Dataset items
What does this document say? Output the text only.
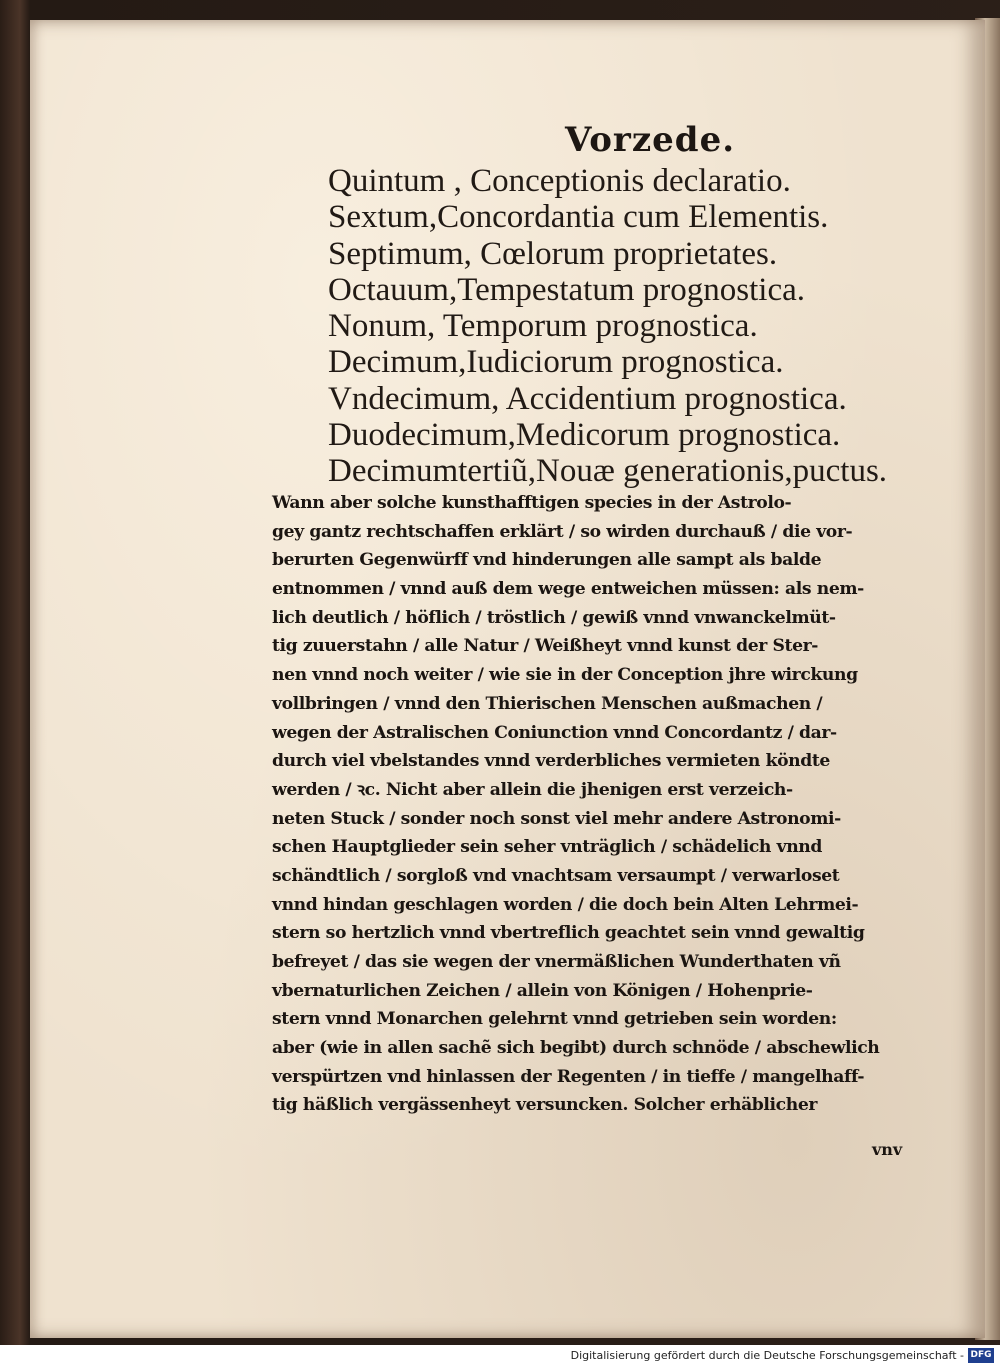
Vorzede.
Quintum , Conceptionis declaratio.
Sextum,Concordantia cum Elementis.
Septimum, Cœlorum proprietates.
Octauum,Tempestatum prognostica.
Nonum, Temporum prognostica.
Decimum,Iudiciorum prognostica.
Vndecimum, Accidentium prognostica.
Duodecimum,Medicorum prognostica.
Decimumtertiũ,Nouæ generationis,puctus.
Wann aber solche kunsthafftigen species in der Astrolo-
gey gantz rechtschaffen erklärt / so wirden durchauß / die vor-
berurten Gegenwürff vnd hinderungen alle sampt als balde
entnommen / vnnd auß dem wege entweichen müssen: als nem-
lich deutlich / höflich / tröstlich / gewiß vnnd vnwanckelmüt-
tig zuuerstahn / alle Natur / Weißheyt vnnd kunst der Ster-
nen vnnd noch weiter / wie sie in der Conception jhre wirckung
vollbringen / vnnd den Thierischen Menschen außmachen /
wegen der Astralischen Coniunction vnnd Concordantz / dar-
durch viel vbelstandes vnnd verderbliches vermieten köndte
werden / ꝛc. Nicht aber allein die jhenigen erst verzeich-
neten Stuck / sonder noch sonst viel mehr andere Astronomi-
schen Hauptglieder sein seher vnträglich / schädelich vnnd
schändtlich / sorgloß vnd vnachtsam versaumpt / verwarloset
vnnd hindan geschlagen worden / die doch bein Alten Lehrmei-
stern so hertzlich vnnd vbertreflich geachtet sein vnnd gewaltig
befreyet / das sie wegen der vnermäßlichen Wunderthaten vñ
vbernaturlichen Zeichen / allein von Königen / Hohenprie-
stern vnnd Monarchen gelehrnt vnnd getrieben sein worden:
aber (wie in allen sachẽ sich begibt) durch schnöde / abschewlich
verspürtzen vnd hinlassen der Regenten / in tieffe / mangelhaff-
tig häßlich vergässenheyt versuncken. Solcher erhäblicher
vnv
Digitalisierung gefördert durch die Deutsche Forschungsgemeinschaft - DFG
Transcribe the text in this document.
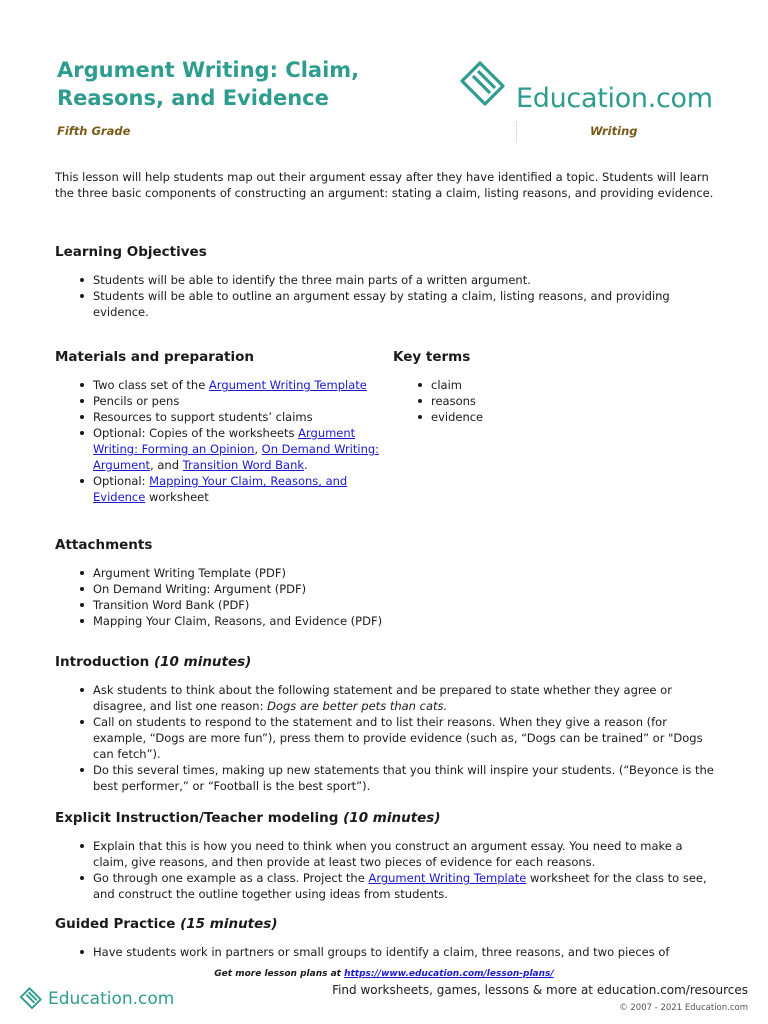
Argument Writing: Claim, Reasons, and Evidence	Education.com
Fifth Grade	Writing

This lesson will help students map out their argument essay after they have identified a topic. Students will learn the three basic components of constructing an argument: stating a claim, listing reasons, and providing evidence.

Learning Objectives
Students will be able to identify the three main parts of a written argument.
Students will be able to outline an argument essay by stating a claim, listing reasons, and providing evidence.
Materials and preparation
Two class set of the Argument Writing Template
Pencils or pens
Resources to support students’ claims
Optional: Copies of the worksheets Argument Writing: Forming an Opinion, On Demand Writing: Argument, and Transition Word Bank.
Optional: Mapping Your Claim, Reasons, and Evidence worksheet
Key terms
claim
reasons
evidence
Attachments
Argument Writing Template (PDF)
On Demand Writing: Argument (PDF)
Transition Word Bank (PDF)
Mapping Your Claim, Reasons, and Evidence (PDF)
Introduction (10 minutes)
Ask students to think about the following statement and be prepared to state whether they agree or disagree, and list one reason: Dogs are better pets than cats.
Call on students to respond to the statement and to list their reasons. When they give a reason (for example, “Dogs are more fun”), press them to provide evidence (such as, “Dogs can be trained” or "Dogs can fetch”).
Do this several times, making up new statements that you think will inspire your students. (“Beyonce is the best performer,” or “Football is the best sport”).
Explicit Instruction/Teacher modeling (10 minutes)
Explain that this is how you need to think when you construct an argument essay. You need to make a claim, give reasons, and then provide at least two pieces of evidence for each reasons.
Go through one example as a class. Project the Argument Writing Template worksheet for the class to see, and construct the outline together using ideas from students.
Guided Practice (15 minutes)
Have students work in partners or small groups to identify a claim, three reasons, and two pieces of
Get more lesson plans at https://www.education.com/lesson-plans/
Education.com	Find worksheets, games, lessons & more at education.com/resources
© 2007 - 2021 Education.com
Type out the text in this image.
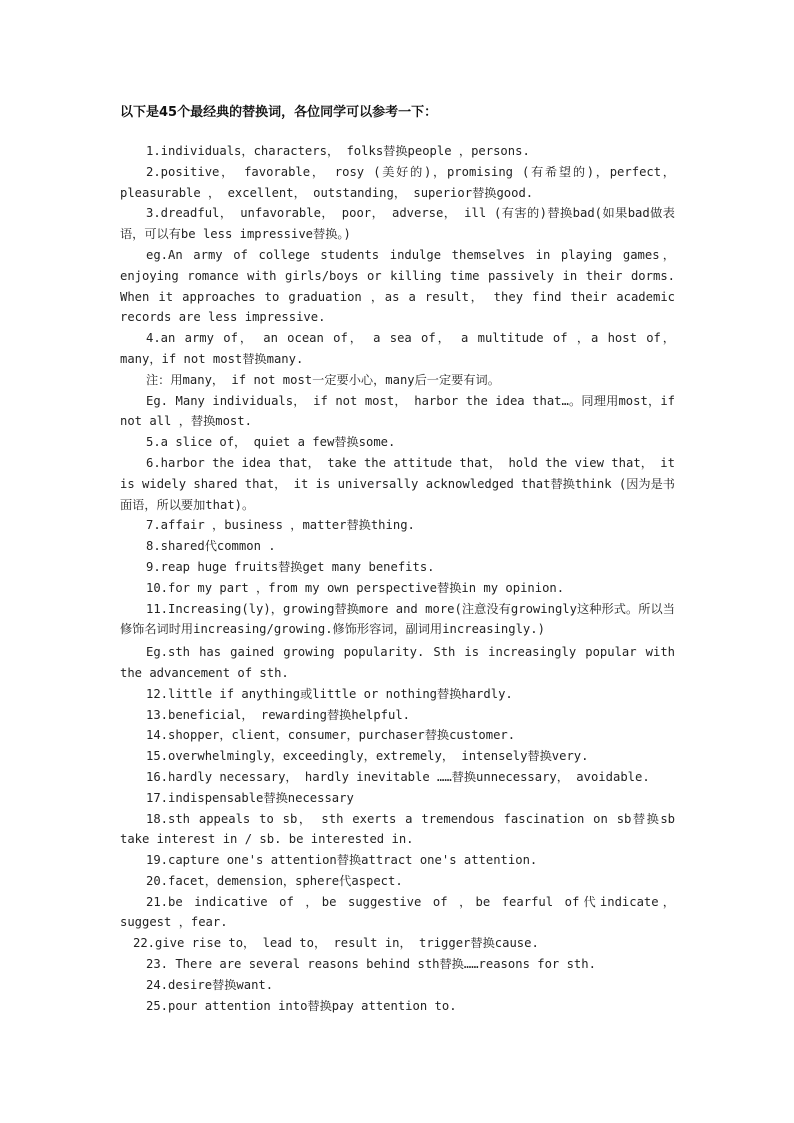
以下是45个最经典的替换词，各位同学可以参考一下：

1.individuals，characters， folks替换people ，persons.

2.positive， favorable， rosy (美好的)，promising (有希望的)，perfect， pleasurable ， excellent， outstanding， superior替换good.

3.dreadful， unfavorable， poor， adverse， ill (有害的)替换bad(如果bad做表语，可以有be less impressive替换。)

eg.An army of college students indulge themselves in playing games，enjoying romance with girls/boys or killing time passively in their dorms. When it approaches to graduation ，as a result， they find their academic records are less impressive.

4.an army of， an ocean of， a sea of， a multitude of ，a host of， many，if not most替换many.

注：用many， if not most一定要小心，many后一定要有词。

Eg. Many individuals， if not most， harbor the idea that…。同理用most，if not all ，替换most.

5.a slice of， quiet a few替换some.

6.harbor the idea that， take the attitude that， hold the view that， it is widely shared that， it is universally acknowledged that替换think (因为是书面语，所以要加that)。

7.affair ，business ，matter替换thing.

8.shared代common .

9.reap huge fruits替换get many benefits.

10.for my part ，from my own perspective替换in my opinion.

11.Increasing(ly)，growing替换more and more(注意没有growingly这种形式。所以当修饰名词时用increasing/growing.修饰形容词，副词用increasingly.)

Eg.sth has gained growing popularity. Sth is increasingly popular with the advancement of sth.

12.little if anything或little or nothing替换hardly.

13.beneficial， rewarding替换helpful.

14.shopper，client，consumer，purchaser替换customer.

15.overwhelmingly，exceedingly，extremely， intensely替换very.

16.hardly necessary， hardly inevitable ……替换unnecessary， avoidable.

17.indispensable替换necessary

18.sth appeals to sb， sth exerts a tremendous fascination on sb替换sb take interest in / sb. be interested in.

19.capture one's attention替换attract one's attention.

20.facet，demension，sphere代aspect.

21.be indicative of ，be suggestive of ，be fearful of代indicate， suggest ，fear.

22.give rise to， lead to， result in， trigger替换cause.

23. There are several reasons behind sth替换……reasons for sth.

24.desire替换want.

25.pour attention into替换pay attention to.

[Given exercise]: Pick out the lines that contain "noch" and copy them.

[Worked solution]:
nen vnnd noch weiter / wie sie in der Conception jhre wirckung
neten Stuck / sonder noch sonst viel mehr andere Astronomi-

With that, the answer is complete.